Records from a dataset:
-- Start --

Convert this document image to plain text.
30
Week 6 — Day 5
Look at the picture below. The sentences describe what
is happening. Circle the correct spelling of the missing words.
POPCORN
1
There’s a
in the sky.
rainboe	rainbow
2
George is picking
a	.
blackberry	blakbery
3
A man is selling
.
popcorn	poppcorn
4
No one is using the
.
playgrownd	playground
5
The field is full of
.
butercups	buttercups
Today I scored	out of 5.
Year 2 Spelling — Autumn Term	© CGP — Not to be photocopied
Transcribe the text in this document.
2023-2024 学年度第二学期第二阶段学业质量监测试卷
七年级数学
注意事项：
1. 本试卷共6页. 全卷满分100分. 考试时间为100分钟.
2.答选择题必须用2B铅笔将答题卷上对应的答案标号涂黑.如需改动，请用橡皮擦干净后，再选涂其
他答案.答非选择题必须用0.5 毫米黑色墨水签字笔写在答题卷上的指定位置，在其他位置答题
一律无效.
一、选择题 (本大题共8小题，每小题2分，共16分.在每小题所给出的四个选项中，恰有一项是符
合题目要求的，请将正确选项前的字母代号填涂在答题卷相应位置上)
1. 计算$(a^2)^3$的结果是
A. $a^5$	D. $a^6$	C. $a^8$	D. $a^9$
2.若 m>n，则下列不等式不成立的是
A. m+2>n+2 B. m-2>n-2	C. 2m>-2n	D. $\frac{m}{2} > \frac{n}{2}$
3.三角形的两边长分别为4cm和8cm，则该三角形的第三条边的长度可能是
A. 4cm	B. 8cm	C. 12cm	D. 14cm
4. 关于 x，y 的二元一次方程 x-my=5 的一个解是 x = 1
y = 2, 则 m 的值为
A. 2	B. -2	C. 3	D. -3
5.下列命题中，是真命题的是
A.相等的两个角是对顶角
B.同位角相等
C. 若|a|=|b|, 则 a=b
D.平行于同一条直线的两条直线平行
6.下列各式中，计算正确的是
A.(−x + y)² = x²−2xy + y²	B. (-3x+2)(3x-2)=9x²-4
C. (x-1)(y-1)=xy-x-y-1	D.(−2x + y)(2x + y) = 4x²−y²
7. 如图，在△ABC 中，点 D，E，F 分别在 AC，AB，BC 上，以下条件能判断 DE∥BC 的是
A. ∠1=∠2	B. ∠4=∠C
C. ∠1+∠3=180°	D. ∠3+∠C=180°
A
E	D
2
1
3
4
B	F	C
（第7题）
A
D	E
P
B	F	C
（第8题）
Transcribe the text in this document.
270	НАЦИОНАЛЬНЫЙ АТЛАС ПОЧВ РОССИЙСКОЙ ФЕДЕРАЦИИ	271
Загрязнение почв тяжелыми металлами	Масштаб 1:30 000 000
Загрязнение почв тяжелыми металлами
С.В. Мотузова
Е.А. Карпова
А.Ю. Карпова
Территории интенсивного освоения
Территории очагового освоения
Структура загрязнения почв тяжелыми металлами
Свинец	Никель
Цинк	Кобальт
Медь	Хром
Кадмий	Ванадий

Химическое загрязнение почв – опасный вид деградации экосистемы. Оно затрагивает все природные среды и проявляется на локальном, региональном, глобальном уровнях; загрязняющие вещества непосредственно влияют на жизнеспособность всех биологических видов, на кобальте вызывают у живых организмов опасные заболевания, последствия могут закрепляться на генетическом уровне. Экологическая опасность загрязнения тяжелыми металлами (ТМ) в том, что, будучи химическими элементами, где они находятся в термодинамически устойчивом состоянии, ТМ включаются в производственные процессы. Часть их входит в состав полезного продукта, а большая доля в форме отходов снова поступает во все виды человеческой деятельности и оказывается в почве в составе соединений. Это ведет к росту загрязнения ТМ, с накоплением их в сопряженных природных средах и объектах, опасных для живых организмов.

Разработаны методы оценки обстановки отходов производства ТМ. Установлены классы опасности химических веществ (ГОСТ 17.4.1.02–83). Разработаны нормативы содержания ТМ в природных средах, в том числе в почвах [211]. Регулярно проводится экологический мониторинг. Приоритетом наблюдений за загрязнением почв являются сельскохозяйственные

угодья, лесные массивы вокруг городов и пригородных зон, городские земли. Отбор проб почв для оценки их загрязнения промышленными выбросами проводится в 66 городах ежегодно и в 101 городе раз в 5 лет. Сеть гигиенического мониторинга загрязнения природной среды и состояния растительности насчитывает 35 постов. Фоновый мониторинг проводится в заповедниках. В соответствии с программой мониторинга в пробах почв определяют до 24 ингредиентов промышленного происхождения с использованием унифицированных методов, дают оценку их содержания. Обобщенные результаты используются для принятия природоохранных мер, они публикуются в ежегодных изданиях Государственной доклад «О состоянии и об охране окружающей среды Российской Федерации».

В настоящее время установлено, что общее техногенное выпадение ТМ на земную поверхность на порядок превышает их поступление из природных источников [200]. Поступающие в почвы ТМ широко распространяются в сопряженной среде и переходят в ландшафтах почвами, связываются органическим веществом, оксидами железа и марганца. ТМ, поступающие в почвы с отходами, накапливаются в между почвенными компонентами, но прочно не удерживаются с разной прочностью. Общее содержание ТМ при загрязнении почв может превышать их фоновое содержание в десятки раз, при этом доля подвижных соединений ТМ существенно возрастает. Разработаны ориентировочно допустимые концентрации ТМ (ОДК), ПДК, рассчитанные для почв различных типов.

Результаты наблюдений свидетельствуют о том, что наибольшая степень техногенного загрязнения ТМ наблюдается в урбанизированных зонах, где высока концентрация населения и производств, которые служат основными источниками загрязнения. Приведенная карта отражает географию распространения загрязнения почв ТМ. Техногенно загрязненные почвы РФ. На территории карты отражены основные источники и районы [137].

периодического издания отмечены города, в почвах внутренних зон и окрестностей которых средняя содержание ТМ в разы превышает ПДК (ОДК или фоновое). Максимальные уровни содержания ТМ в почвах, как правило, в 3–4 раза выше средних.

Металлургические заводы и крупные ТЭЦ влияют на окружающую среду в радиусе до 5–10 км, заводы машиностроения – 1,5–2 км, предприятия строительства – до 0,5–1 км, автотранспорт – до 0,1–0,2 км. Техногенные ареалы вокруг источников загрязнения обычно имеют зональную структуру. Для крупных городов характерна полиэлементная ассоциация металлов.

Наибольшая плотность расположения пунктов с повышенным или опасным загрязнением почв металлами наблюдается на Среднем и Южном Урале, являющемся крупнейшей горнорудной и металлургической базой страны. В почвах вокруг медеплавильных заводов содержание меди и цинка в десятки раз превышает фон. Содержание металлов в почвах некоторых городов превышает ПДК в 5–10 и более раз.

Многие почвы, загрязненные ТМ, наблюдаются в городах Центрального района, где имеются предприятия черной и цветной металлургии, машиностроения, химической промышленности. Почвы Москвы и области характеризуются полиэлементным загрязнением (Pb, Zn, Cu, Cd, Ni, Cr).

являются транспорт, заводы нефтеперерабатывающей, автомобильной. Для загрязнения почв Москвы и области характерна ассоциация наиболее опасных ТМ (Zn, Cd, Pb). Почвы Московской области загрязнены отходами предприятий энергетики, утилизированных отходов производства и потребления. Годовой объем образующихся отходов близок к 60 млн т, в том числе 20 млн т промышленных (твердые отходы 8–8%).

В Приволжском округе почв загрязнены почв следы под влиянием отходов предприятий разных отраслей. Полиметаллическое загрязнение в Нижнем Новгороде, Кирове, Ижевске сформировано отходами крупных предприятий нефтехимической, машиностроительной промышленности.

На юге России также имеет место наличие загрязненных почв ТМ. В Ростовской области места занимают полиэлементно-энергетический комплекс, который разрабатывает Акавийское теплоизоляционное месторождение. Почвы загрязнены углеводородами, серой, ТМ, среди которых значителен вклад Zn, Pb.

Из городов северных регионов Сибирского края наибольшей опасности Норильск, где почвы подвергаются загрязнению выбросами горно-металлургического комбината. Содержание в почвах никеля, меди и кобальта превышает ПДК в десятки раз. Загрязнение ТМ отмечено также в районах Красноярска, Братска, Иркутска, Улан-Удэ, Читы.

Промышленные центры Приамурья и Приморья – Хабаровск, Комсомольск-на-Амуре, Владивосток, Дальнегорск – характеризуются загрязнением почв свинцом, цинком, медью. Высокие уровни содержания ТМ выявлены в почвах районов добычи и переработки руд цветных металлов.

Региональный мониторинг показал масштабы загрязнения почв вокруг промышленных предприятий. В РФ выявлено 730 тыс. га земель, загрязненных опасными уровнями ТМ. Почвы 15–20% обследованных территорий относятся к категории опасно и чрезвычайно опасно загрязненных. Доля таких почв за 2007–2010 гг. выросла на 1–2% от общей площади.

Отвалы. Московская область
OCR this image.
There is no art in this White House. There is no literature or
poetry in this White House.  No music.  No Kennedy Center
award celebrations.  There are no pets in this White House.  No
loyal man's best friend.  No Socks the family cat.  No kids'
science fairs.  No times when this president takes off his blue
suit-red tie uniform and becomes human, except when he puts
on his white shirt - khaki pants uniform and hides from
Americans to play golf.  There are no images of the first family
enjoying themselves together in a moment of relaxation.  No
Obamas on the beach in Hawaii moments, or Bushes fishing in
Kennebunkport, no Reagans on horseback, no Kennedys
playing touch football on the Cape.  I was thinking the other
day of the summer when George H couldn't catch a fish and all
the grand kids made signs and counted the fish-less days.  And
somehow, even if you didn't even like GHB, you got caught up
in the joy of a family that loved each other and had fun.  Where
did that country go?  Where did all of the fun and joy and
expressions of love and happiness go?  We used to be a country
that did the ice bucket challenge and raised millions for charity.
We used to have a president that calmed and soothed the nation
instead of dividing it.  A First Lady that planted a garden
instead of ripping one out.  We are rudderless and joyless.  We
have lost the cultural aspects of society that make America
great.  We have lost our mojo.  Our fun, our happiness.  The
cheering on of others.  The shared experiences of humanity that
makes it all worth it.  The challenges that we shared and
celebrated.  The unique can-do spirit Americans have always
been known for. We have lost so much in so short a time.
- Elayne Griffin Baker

-- End --

Task statement
Check each line of the data above for the string "городах" and report only how many lines have it.

Reply to the exercise
2